[TASK DIRECTIONS]
Leave out the pictures and repeat the rest of the material exactly.

[AVAILABLE RECORDS]
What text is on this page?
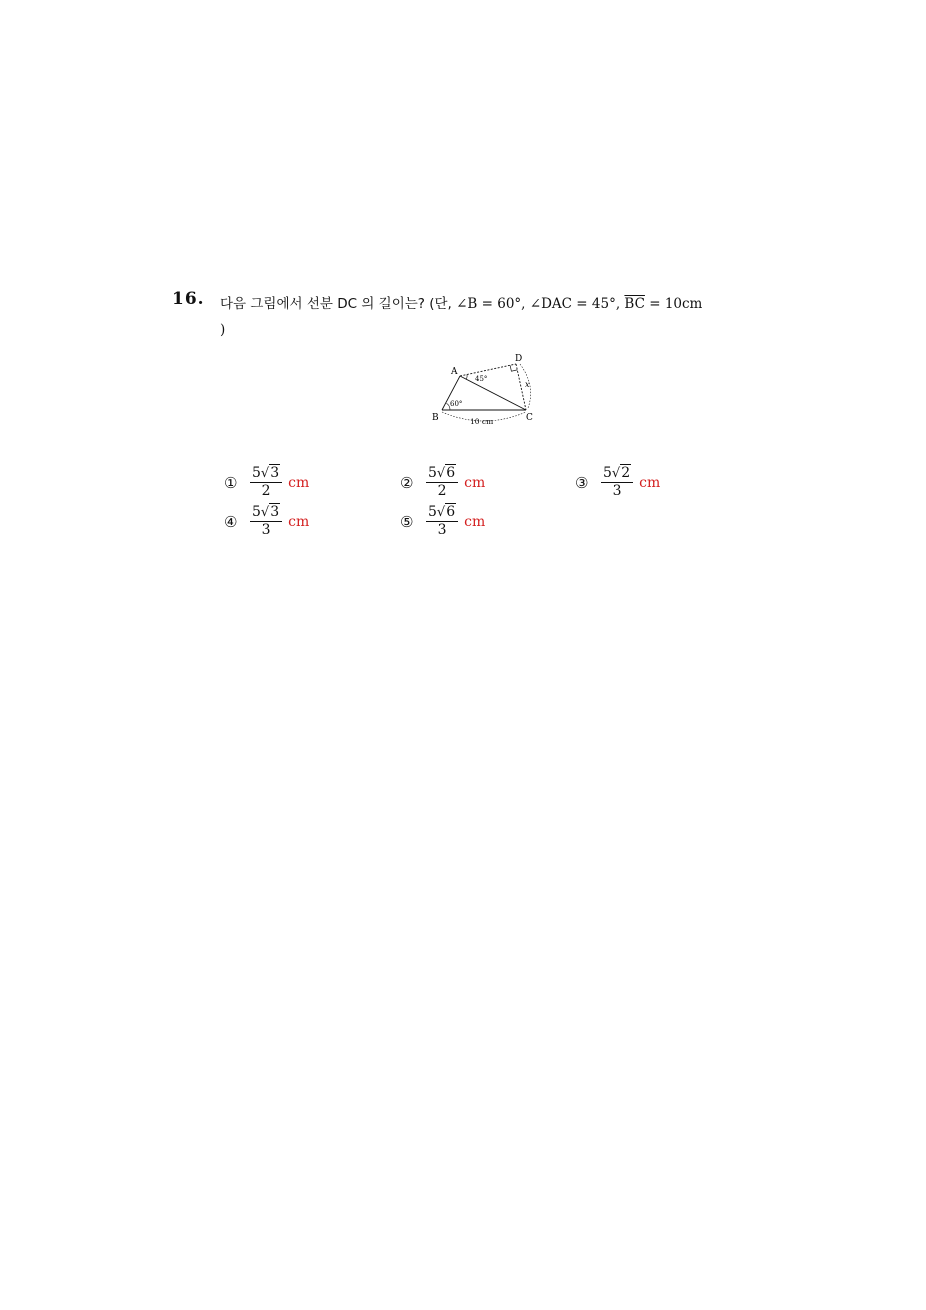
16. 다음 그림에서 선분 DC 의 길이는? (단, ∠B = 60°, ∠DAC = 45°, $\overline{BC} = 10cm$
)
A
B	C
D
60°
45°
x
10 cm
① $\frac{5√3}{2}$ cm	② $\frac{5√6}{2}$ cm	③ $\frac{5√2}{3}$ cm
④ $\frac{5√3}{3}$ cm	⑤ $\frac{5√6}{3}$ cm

[WRITTEN SOLUTION]
What text is on this page?
16. 다음 그림에서 선분 DC 의 길이는? (단, ∠B = 60°, ∠DAC = 45°, $\overline{BC} = 10cm$
)
A
B	C
D
60°
45°
x
10 cm
① $\frac{5√3}{2}$ cm	② $\frac{5√6}{2}$ cm	③ $\frac{5√2}{3}$ cm
④ $\frac{5√3}{3}$ cm	⑤ $\frac{5√6}{3}$ cm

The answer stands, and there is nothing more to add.